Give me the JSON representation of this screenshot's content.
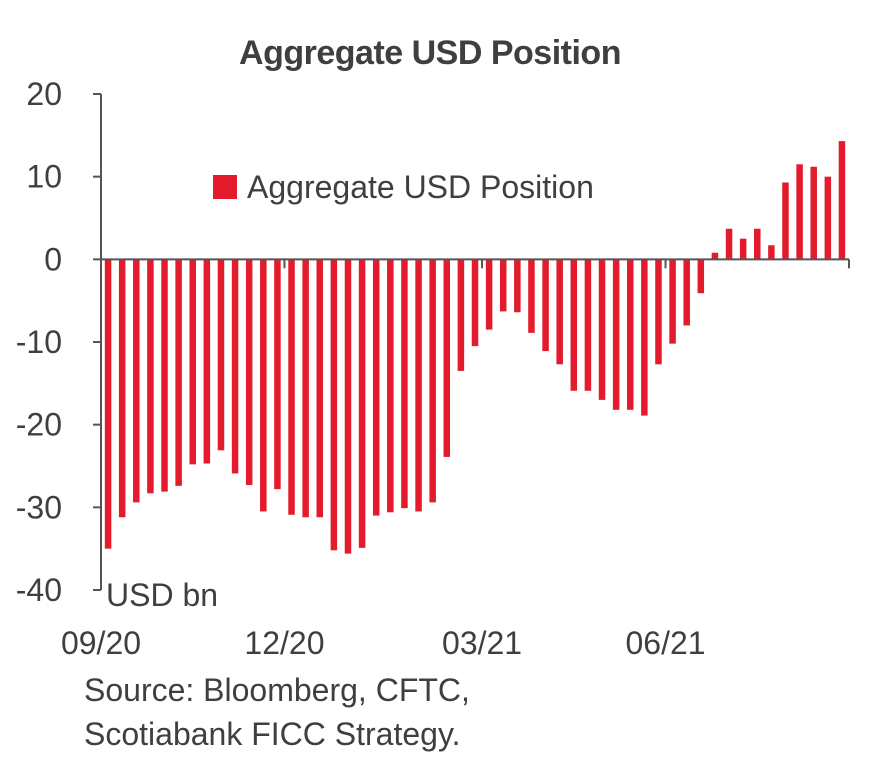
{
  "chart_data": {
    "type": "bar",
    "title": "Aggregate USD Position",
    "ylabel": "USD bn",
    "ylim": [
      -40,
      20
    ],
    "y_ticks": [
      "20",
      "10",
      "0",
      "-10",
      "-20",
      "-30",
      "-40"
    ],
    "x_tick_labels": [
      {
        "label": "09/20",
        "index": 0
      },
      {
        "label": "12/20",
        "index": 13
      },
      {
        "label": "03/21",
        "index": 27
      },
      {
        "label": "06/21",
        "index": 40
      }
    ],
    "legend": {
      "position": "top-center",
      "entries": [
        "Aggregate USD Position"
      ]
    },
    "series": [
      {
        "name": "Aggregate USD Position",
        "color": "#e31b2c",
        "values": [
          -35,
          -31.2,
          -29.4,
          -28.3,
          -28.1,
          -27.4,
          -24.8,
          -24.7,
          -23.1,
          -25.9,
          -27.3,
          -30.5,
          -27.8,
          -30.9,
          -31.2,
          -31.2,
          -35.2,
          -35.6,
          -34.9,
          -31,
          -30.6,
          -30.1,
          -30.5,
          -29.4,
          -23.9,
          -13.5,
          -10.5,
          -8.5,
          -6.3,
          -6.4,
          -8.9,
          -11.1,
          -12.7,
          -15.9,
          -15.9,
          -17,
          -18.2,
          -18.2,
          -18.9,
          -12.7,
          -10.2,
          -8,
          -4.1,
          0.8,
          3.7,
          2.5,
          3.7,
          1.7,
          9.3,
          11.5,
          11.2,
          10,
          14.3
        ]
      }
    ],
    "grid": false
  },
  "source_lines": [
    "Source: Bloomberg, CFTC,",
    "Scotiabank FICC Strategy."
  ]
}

...

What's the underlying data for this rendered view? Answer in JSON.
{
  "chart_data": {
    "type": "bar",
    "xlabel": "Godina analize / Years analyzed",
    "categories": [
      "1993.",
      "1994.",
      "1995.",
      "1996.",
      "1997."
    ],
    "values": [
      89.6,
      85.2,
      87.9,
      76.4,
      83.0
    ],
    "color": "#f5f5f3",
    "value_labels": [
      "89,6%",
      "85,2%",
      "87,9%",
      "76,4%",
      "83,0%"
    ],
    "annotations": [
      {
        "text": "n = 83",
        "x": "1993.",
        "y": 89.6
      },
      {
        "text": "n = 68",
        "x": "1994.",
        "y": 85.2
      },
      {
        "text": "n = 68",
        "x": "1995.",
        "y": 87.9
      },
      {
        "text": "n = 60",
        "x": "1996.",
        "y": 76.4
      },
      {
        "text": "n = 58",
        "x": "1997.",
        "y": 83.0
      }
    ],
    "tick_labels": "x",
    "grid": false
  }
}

__DIRECTIVE__.
State how many lines of the records above contain "text", with no words besides the number.

__RESULT__.
5